:: Task instructions ::
Copy the lines holding the word "plata", all of them.

%%

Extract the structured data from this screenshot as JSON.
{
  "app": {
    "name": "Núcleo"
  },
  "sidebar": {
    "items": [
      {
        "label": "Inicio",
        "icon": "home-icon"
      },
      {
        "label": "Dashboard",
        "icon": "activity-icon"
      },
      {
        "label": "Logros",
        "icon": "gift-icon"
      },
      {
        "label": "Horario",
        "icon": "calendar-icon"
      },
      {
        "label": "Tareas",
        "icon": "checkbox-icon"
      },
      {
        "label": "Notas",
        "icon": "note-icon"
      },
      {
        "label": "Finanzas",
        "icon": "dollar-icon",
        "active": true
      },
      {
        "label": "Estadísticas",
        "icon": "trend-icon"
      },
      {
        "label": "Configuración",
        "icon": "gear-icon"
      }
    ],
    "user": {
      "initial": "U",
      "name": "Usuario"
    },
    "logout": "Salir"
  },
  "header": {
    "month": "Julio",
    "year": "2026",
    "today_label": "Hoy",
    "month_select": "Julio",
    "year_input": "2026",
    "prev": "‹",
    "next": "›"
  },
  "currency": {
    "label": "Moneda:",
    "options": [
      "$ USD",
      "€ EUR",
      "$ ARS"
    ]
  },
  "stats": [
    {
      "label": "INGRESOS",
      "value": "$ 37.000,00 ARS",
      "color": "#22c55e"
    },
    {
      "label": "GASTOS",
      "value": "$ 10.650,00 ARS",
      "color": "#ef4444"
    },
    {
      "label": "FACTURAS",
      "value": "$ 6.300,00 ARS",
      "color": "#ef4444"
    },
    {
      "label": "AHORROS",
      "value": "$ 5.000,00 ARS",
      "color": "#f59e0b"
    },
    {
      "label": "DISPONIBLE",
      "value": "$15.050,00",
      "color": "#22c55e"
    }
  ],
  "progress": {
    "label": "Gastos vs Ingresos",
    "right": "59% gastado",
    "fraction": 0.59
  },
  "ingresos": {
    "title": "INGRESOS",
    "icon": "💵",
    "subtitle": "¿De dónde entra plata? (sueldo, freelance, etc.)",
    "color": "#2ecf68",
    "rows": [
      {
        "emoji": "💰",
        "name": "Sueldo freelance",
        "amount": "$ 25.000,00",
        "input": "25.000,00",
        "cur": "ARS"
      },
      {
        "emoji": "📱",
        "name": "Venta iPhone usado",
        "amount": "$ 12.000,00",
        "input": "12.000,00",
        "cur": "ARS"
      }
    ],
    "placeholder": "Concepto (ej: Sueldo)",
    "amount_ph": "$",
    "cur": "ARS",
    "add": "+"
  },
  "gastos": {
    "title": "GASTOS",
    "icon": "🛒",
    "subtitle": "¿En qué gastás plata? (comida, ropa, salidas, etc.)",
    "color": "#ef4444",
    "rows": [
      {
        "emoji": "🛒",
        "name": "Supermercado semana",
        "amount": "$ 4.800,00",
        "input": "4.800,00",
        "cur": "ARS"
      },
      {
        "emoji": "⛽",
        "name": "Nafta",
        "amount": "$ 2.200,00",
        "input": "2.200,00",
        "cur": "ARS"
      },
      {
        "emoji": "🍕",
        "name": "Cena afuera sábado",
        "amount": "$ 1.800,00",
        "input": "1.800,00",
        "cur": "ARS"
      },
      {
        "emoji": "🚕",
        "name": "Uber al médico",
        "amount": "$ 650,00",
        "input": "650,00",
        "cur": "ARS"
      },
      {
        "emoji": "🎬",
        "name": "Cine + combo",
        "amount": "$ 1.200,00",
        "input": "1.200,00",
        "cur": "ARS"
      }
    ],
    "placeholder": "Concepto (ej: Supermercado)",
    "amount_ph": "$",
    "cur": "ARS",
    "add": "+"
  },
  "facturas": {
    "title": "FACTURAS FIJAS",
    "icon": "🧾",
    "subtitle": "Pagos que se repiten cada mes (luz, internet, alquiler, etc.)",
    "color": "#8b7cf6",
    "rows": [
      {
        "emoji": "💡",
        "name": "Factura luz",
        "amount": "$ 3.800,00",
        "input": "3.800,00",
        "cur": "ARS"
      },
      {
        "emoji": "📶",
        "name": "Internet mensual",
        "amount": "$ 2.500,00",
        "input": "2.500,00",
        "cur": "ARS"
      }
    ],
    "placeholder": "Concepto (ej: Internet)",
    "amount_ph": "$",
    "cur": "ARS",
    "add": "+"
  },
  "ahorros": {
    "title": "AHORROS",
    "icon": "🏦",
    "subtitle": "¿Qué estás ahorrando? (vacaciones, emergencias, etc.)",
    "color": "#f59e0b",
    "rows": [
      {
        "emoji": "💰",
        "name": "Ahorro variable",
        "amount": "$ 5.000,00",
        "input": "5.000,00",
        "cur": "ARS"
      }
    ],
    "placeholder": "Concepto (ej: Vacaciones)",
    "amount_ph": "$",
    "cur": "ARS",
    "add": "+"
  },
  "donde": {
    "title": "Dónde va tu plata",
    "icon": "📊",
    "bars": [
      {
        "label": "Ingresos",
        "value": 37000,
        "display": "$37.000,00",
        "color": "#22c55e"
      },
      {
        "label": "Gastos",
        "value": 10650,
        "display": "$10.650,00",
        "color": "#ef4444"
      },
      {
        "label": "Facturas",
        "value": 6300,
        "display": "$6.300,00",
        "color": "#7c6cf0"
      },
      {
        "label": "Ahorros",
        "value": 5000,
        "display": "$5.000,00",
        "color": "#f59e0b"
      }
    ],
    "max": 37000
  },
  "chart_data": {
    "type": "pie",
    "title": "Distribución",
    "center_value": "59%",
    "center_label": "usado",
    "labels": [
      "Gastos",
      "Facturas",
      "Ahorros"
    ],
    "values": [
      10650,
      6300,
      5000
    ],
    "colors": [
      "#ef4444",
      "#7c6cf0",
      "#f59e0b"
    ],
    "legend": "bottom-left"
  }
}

%%

:: Full solution ::
    "subtitle": "¿De dónde entra plata? (sueldo, freelance, etc.)",
    "subtitle": "¿En qué gastás plata? (comida, ropa, salidas, etc.)",
    "title": "Dónde va tu plata",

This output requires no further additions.